Recorded data section start
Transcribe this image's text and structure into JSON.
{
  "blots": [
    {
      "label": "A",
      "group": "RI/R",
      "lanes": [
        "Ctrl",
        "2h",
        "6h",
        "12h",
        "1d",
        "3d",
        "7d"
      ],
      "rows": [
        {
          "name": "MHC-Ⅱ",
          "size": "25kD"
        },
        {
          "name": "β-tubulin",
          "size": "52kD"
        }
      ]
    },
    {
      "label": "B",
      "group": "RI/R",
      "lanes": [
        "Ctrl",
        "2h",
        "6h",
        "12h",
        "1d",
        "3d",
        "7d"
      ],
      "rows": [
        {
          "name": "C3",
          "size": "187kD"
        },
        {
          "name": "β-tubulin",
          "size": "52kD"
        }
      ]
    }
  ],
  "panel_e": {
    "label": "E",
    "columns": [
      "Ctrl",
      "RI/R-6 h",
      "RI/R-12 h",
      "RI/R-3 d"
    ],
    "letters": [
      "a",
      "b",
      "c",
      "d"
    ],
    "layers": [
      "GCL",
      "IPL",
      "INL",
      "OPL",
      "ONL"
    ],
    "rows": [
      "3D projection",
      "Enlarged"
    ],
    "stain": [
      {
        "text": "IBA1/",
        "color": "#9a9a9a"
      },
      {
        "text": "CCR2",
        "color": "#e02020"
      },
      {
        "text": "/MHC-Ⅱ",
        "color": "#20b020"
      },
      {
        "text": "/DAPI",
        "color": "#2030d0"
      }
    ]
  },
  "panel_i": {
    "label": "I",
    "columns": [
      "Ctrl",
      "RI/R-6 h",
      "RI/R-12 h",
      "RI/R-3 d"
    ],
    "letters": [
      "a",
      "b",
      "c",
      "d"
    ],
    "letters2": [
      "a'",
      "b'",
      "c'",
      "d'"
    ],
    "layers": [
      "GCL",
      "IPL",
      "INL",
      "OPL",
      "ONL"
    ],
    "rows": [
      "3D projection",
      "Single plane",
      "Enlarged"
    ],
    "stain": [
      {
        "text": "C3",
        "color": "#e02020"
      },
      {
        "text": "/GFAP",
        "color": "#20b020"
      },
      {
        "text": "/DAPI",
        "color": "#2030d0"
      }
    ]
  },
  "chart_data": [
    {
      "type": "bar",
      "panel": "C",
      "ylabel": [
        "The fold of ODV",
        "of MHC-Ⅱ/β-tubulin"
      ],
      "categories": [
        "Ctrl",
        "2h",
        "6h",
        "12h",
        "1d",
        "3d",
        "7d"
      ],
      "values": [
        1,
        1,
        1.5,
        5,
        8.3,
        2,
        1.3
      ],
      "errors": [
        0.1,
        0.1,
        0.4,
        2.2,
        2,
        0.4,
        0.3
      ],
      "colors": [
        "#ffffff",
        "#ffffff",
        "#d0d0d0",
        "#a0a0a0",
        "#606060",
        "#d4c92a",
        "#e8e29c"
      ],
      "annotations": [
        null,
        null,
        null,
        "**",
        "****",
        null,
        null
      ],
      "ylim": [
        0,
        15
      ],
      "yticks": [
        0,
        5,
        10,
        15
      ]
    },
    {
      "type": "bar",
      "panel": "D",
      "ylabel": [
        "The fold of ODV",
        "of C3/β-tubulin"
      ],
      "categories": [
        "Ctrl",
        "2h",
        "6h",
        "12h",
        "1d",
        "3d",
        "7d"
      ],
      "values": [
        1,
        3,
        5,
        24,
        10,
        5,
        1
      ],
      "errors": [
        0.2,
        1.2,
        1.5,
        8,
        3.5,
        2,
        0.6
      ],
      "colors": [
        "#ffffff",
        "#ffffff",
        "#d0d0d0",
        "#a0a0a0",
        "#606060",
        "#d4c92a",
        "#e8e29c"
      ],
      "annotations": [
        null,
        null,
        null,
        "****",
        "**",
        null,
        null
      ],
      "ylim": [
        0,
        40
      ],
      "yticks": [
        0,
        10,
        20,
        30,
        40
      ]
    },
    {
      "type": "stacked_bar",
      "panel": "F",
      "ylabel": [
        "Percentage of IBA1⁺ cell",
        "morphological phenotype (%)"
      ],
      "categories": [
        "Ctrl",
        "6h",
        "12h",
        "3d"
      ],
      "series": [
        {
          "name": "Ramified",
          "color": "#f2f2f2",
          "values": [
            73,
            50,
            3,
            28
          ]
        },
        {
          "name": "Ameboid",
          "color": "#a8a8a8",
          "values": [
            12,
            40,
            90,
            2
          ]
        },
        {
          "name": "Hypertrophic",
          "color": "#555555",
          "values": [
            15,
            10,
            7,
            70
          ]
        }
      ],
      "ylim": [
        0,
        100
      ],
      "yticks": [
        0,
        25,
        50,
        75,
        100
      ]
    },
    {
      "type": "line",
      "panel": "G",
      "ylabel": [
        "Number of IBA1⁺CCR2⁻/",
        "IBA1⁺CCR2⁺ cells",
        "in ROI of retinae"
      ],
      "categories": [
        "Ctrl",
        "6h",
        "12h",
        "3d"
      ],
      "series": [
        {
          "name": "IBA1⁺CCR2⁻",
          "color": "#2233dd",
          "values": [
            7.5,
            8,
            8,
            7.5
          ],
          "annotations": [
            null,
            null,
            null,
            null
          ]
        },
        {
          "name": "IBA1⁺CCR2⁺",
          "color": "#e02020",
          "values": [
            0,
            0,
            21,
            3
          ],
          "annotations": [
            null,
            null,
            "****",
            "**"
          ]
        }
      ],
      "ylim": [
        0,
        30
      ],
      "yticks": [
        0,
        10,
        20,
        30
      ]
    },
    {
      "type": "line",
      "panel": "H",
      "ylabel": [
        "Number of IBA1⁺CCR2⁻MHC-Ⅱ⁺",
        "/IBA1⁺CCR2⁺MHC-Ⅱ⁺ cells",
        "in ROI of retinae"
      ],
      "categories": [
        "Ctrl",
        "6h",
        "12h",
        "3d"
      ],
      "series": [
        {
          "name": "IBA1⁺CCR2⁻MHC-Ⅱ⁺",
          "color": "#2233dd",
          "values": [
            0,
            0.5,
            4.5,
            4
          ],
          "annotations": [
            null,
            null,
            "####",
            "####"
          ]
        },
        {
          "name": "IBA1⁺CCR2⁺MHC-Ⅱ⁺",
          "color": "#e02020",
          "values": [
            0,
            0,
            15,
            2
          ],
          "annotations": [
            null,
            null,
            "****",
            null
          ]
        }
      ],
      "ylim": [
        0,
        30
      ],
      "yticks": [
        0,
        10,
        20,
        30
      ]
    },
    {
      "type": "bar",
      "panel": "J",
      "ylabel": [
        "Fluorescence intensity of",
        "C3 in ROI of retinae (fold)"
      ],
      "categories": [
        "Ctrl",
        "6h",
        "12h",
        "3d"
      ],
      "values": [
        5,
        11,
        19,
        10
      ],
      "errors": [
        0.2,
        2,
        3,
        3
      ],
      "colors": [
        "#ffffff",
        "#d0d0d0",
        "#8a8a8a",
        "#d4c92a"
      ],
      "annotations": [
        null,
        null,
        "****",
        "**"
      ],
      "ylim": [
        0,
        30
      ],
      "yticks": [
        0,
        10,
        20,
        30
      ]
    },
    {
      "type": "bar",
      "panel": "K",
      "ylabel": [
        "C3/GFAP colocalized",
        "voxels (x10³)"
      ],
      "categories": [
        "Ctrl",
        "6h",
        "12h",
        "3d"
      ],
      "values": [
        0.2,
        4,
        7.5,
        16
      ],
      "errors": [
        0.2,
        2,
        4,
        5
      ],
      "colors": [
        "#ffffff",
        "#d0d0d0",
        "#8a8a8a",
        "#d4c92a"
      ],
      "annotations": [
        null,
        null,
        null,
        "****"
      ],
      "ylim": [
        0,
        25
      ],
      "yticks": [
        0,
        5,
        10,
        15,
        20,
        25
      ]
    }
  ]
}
Recorded data section end
### [Action item]
All of the data, from the first line to the last, should be written out exactly.

### [Written solution]
Transcribe this image's text and structure into JSON.
{
  "blots": [
    {
      "label": "A",
      "group": "RI/R",
      "lanes": [
        "Ctrl",
        "2h",
        "6h",
        "12h",
        "1d",
        "3d",
        "7d"
      ],
      "rows": [
        {
          "name": "MHC-Ⅱ",
          "size": "25kD"
        },
        {
          "name": "β-tubulin",
          "size": "52kD"
        }
      ]
    },
    {
      "label": "B",
      "group": "RI/R",
      "lanes": [
        "Ctrl",
        "2h",
        "6h",
        "12h",
        "1d",
        "3d",
        "7d"
      ],
      "rows": [
        {
          "name": "C3",
          "size": "187kD"
        },
        {
          "name": "β-tubulin",
          "size": "52kD"
        }
      ]
    }
  ],
  "panel_e": {
    "label": "E",
    "columns": [
      "Ctrl",
      "RI/R-6 h",
      "RI/R-12 h",
      "RI/R-3 d"
    ],
    "letters": [
      "a",
      "b",
      "c",
      "d"
    ],
    "layers": [
      "GCL",
      "IPL",
      "INL",
      "OPL",
      "ONL"
    ],
    "rows": [
      "3D projection",
      "Enlarged"
    ],
    "stain": [
      {
        "text": "IBA1/",
        "color": "#9a9a9a"
      },
      {
        "text": "CCR2",
        "color": "#e02020"
      },
      {
        "text": "/MHC-Ⅱ",
        "color": "#20b020"
      },
      {
        "text": "/DAPI",
        "color": "#2030d0"
      }
    ]
  },
  "panel_i": {
    "label": "I",
    "columns": [
      "Ctrl",
      "RI/R-6 h",
      "RI/R-12 h",
      "RI/R-3 d"
    ],
    "letters": [
      "a",
      "b",
      "c",
      "d"
    ],
    "letters2": [
      "a'",
      "b'",
      "c'",
      "d'"
    ],
    "layers": [
      "GCL",
      "IPL",
      "INL",
      "OPL",
      "ONL"
    ],
    "rows": [
      "3D projection",
      "Single plane",
      "Enlarged"
    ],
    "stain": [
      {
        "text": "C3",
        "color": "#e02020"
      },
      {
        "text": "/GFAP",
        "color": "#20b020"
      },
      {
        "text": "/DAPI",
        "color": "#2030d0"
      }
    ]
  },
  "chart_data": [
    {
      "type": "bar",
      "panel": "C",
      "ylabel": [
        "The fold of ODV",
        "of MHC-Ⅱ/β-tubulin"
      ],
      "categories": [
        "Ctrl",
        "2h",
        "6h",
        "12h",
        "1d",
        "3d",
        "7d"
      ],
      "values": [
        1,
        1,
        1.5,
        5,
        8.3,
        2,
        1.3
      ],
      "errors": [
        0.1,
        0.1,
        0.4,
        2.2,
        2,
        0.4,
        0.3
      ],
      "colors": [
        "#ffffff",
        "#ffffff",
        "#d0d0d0",
        "#a0a0a0",
        "#606060",
        "#d4c92a",
        "#e8e29c"
      ],
      "annotations": [
        null,
        null,
        null,
        "**",
        "****",
        null,
        null
      ],
      "ylim": [
        0,
        15
      ],
      "yticks": [
        0,
        5,
        10,
        15
      ]
    },
    {
      "type": "bar",
      "panel": "D",
      "ylabel": [
        "The fold of ODV",
        "of C3/β-tubulin"
      ],
      "categories": [
        "Ctrl",
        "2h",
        "6h",
        "12h",
        "1d",
        "3d",
        "7d"
      ],
      "values": [
        1,
        3,
        5,
        24,
        10,
        5,
        1
      ],
      "errors": [
        0.2,
        1.2,
        1.5,
        8,
        3.5,
        2,
        0.6
      ],
      "colors": [
        "#ffffff",
        "#ffffff",
        "#d0d0d0",
        "#a0a0a0",
        "#606060",
        "#d4c92a",
        "#e8e29c"
      ],
      "annotations": [
        null,
        null,
        null,
        "****",
        "**",
        null,
        null
      ],
      "ylim": [
        0,
        40
      ],
      "yticks": [
        0,
        10,
        20,
        30,
        40
      ]
    },
    {
      "type": "stacked_bar",
      "panel": "F",
      "ylabel": [
        "Percentage of IBA1⁺ cell",
        "morphological phenotype (%)"
      ],
      "categories": [
        "Ctrl",
        "6h",
        "12h",
        "3d"
      ],
      "series": [
        {
          "name": "Ramified",
          "color": "#f2f2f2",
          "values": [
            73,
            50,
            3,
            28
          ]
        },
        {
          "name": "Ameboid",
          "color": "#a8a8a8",
          "values": [
            12,
            40,
            90,
            2
          ]
        },
        {
          "name": "Hypertrophic",
          "color": "#555555",
          "values": [
            15,
            10,
            7,
            70
          ]
        }
      ],
      "ylim": [
        0,
        100
      ],
      "yticks": [
        0,
        25,
        50,
        75,
        100
      ]
    },
    {
      "type": "line",
      "panel": "G",
      "ylabel": [
        "Number of IBA1⁺CCR2⁻/",
        "IBA1⁺CCR2⁺ cells",
        "in ROI of retinae"
      ],
      "categories": [
        "Ctrl",
        "6h",
        "12h",
        "3d"
      ],
      "series": [
        {
          "name": "IBA1⁺CCR2⁻",
          "color": "#2233dd",
          "values": [
            7.5,
            8,
            8,
            7.5
          ],
          "annotations": [
            null,
            null,
            null,
            null
          ]
        },
        {
          "name": "IBA1⁺CCR2⁺",
          "color": "#e02020",
          "values": [
            0,
            0,
            21,
            3
          ],
          "annotations": [
            null,
            null,
            "****",
            "**"
          ]
        }
      ],
      "ylim": [
        0,
        30
      ],
      "yticks": [
        0,
        10,
        20,
        30
      ]
    },
    {
      "type": "line",
      "panel": "H",
      "ylabel": [
        "Number of IBA1⁺CCR2⁻MHC-Ⅱ⁺",
        "/IBA1⁺CCR2⁺MHC-Ⅱ⁺ cells",
        "in ROI of retinae"
      ],
      "categories": [
        "Ctrl",
        "6h",
        "12h",
        "3d"
      ],
      "series": [
        {
          "name": "IBA1⁺CCR2⁻MHC-Ⅱ⁺",
          "color": "#2233dd",
          "values": [
            0,
            0.5,
            4.5,
            4
          ],
          "annotations": [
            null,
            null,
            "####",
            "####"
          ]
        },
        {
          "name": "IBA1⁺CCR2⁺MHC-Ⅱ⁺",
          "color": "#e02020",
          "values": [
            0,
            0,
            15,
            2
          ],
          "annotations": [
            null,
            null,
            "****",
            null
          ]
        }
      ],
      "ylim": [
        0,
        30
      ],
      "yticks": [
        0,
        10,
        20,
        30
      ]
    },
    {
      "type": "bar",
      "panel": "J",
      "ylabel": [
        "Fluorescence intensity of",
        "C3 in ROI of retinae (fold)"
      ],
      "categories": [
        "Ctrl",
        "6h",
        "12h",
        "3d"
      ],
      "values": [
        5,
        11,
        19,
        10
      ],
      "errors": [
        0.2,
        2,
        3,
        3
      ],
      "colors": [
        "#ffffff",
        "#d0d0d0",
        "#8a8a8a",
        "#d4c92a"
      ],
      "annotations": [
        null,
        null,
        "****",
        "**"
      ],
      "ylim": [
        0,
        30
      ],
      "yticks": [
        0,
        10,
        20,
        30
      ]
    },
    {
      "type": "bar",
      "panel": "K",
      "ylabel": [
        "C3/GFAP colocalized",
        "voxels (x10³)"
      ],
      "categories": [
        "Ctrl",
        "6h",
        "12h",
        "3d"
      ],
      "values": [
        0.2,
        4,
        7.5,
        16
      ],
      "errors": [
        0.2,
        2,
        4,
        5
      ],
      "colors": [
        "#ffffff",
        "#d0d0d0",
        "#8a8a8a",
        "#d4c92a"
      ],
      "annotations": [
        null,
        null,
        null,
        "****"
      ],
      "ylim": [
        0,
        25
      ],
      "yticks": [
        0,
        5,
        10,
        15,
        20,
        25
      ]
    }
  ]
}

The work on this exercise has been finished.